**RECORDS PROVIDED:**
────────────────

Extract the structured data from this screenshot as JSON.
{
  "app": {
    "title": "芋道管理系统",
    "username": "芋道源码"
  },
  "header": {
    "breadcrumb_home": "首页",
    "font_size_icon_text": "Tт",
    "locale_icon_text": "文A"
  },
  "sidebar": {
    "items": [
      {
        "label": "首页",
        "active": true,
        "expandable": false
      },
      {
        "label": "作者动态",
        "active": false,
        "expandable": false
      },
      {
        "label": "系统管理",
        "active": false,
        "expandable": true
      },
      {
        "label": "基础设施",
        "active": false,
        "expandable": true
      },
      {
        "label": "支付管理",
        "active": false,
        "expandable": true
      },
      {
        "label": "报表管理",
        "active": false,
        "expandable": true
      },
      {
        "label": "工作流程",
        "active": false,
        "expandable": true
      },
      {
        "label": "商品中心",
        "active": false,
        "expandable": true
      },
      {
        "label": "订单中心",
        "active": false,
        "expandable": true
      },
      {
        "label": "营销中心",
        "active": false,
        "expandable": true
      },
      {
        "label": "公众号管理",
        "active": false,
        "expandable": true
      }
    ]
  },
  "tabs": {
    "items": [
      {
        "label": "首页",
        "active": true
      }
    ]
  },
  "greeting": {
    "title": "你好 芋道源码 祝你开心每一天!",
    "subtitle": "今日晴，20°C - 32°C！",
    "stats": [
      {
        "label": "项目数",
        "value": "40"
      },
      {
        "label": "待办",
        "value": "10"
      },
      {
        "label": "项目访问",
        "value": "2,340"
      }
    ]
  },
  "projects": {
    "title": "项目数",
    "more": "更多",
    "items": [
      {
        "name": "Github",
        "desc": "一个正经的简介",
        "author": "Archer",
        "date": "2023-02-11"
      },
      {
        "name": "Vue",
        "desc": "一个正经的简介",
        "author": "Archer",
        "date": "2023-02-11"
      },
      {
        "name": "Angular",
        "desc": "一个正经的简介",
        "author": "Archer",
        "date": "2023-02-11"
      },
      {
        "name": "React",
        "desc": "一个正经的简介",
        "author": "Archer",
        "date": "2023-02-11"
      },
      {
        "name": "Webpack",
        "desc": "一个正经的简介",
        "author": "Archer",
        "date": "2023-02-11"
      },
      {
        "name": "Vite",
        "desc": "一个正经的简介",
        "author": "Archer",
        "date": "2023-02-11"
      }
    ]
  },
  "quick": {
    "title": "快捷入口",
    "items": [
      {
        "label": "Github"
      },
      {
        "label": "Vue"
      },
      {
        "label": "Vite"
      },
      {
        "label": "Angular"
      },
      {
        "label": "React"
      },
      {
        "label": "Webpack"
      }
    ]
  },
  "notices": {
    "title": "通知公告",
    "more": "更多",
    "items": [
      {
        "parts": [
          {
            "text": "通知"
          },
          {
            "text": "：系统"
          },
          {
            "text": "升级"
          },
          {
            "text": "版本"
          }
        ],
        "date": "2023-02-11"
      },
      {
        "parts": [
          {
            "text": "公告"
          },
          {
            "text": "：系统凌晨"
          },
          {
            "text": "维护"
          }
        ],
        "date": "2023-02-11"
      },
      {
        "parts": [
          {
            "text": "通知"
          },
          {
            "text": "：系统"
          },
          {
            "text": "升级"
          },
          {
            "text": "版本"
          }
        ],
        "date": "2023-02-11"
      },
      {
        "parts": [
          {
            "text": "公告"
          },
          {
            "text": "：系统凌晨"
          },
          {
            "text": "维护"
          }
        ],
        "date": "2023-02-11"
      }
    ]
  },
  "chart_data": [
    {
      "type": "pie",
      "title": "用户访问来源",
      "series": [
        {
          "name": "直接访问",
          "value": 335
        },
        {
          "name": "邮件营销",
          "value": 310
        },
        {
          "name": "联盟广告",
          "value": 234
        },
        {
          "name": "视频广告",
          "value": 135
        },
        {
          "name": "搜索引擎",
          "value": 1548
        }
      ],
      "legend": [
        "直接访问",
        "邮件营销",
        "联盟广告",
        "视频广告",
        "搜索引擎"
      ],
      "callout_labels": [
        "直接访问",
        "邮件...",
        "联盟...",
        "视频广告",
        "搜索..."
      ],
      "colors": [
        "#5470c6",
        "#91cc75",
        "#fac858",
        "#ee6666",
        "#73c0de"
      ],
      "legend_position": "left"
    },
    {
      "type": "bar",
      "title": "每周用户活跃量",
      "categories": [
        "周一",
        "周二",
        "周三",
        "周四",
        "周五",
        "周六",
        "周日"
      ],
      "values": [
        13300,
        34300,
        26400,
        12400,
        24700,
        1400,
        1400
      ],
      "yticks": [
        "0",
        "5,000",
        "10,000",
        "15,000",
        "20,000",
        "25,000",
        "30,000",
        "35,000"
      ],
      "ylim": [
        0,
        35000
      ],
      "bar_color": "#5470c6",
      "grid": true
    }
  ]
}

────────────────

**GIVEN INSTRUCTION:** Return the listing above in full, character for character.

**RESULT BELOW:**
Extract the structured data from this screenshot as JSON.
{
  "app": {
    "title": "芋道管理系统",
    "username": "芋道源码"
  },
  "header": {
    "breadcrumb_home": "首页",
    "font_size_icon_text": "Tт",
    "locale_icon_text": "文A"
  },
  "sidebar": {
    "items": [
      {
        "label": "首页",
        "active": true,
        "expandable": false
      },
      {
        "label": "作者动态",
        "active": false,
        "expandable": false
      },
      {
        "label": "系统管理",
        "active": false,
        "expandable": true
      },
      {
        "label": "基础设施",
        "active": false,
        "expandable": true
      },
      {
        "label": "支付管理",
        "active": false,
        "expandable": true
      },
      {
        "label": "报表管理",
        "active": false,
        "expandable": true
      },
      {
        "label": "工作流程",
        "active": false,
        "expandable": true
      },
      {
        "label": "商品中心",
        "active": false,
        "expandable": true
      },
      {
        "label": "订单中心",
        "active": false,
        "expandable": true
      },
      {
        "label": "营销中心",
        "active": false,
        "expandable": true
      },
      {
        "label": "公众号管理",
        "active": false,
        "expandable": true
      }
    ]
  },
  "tabs": {
    "items": [
      {
        "label": "首页",
        "active": true
      }
    ]
  },
  "greeting": {
    "title": "你好 芋道源码 祝你开心每一天!",
    "subtitle": "今日晴，20°C - 32°C！",
    "stats": [
      {
        "label": "项目数",
        "value": "40"
      },
      {
        "label": "待办",
        "value": "10"
      },
      {
        "label": "项目访问",
        "value": "2,340"
      }
    ]
  },
  "projects": {
    "title": "项目数",
    "more": "更多",
    "items": [
      {
        "name": "Github",
        "desc": "一个正经的简介",
        "author": "Archer",
        "date": "2023-02-11"
      },
      {
        "name": "Vue",
        "desc": "一个正经的简介",
        "author": "Archer",
        "date": "2023-02-11"
      },
      {
        "name": "Angular",
        "desc": "一个正经的简介",
        "author": "Archer",
        "date": "2023-02-11"
      },
      {
        "name": "React",
        "desc": "一个正经的简介",
        "author": "Archer",
        "date": "2023-02-11"
      },
      {
        "name": "Webpack",
        "desc": "一个正经的简介",
        "author": "Archer",
        "date": "2023-02-11"
      },
      {
        "name": "Vite",
        "desc": "一个正经的简介",
        "author": "Archer",
        "date": "2023-02-11"
      }
    ]
  },
  "quick": {
    "title": "快捷入口",
    "items": [
      {
        "label": "Github"
      },
      {
        "label": "Vue"
      },
      {
        "label": "Vite"
      },
      {
        "label": "Angular"
      },
      {
        "label": "React"
      },
      {
        "label": "Webpack"
      }
    ]
  },
  "notices": {
    "title": "通知公告",
    "more": "更多",
    "items": [
      {
        "parts": [
          {
            "text": "通知"
          },
          {
            "text": "：系统"
          },
          {
            "text": "升级"
          },
          {
            "text": "版本"
          }
        ],
        "date": "2023-02-11"
      },
      {
        "parts": [
          {
            "text": "公告"
          },
          {
            "text": "：系统凌晨"
          },
          {
            "text": "维护"
          }
        ],
        "date": "2023-02-11"
      },
      {
        "parts": [
          {
            "text": "通知"
          },
          {
            "text": "：系统"
          },
          {
            "text": "升级"
          },
          {
            "text": "版本"
          }
        ],
        "date": "2023-02-11"
      },
      {
        "parts": [
          {
            "text": "公告"
          },
          {
            "text": "：系统凌晨"
          },
          {
            "text": "维护"
          }
        ],
        "date": "2023-02-11"
      }
    ]
  },
  "chart_data": [
    {
      "type": "pie",
      "title": "用户访问来源",
      "series": [
        {
          "name": "直接访问",
          "value": 335
        },
        {
          "name": "邮件营销",
          "value": 310
        },
        {
          "name": "联盟广告",
          "value": 234
        },
        {
          "name": "视频广告",
          "value": 135
        },
        {
          "name": "搜索引擎",
          "value": 1548
        }
      ],
      "legend": [
        "直接访问",
        "邮件营销",
        "联盟广告",
        "视频广告",
        "搜索引擎"
      ],
      "callout_labels": [
        "直接访问",
        "邮件...",
        "联盟...",
        "视频广告",
        "搜索..."
      ],
      "colors": [
        "#5470c6",
        "#91cc75",
        "#fac858",
        "#ee6666",
        "#73c0de"
      ],
      "legend_position": "left"
    },
    {
      "type": "bar",
      "title": "每周用户活跃量",
      "categories": [
        "周一",
        "周二",
        "周三",
        "周四",
        "周五",
        "周六",
        "周日"
      ],
      "values": [
        13300,
        34300,
        26400,
        12400,
        24700,
        1400,
        1400
      ],
      "yticks": [
        "0",
        "5,000",
        "10,000",
        "15,000",
        "20,000",
        "25,000",
        "30,000",
        "35,000"
      ],
      "ylim": [
        0,
        35000
      ],
      "bar_color": "#5470c6",
      "grid": true
    }
  ]
}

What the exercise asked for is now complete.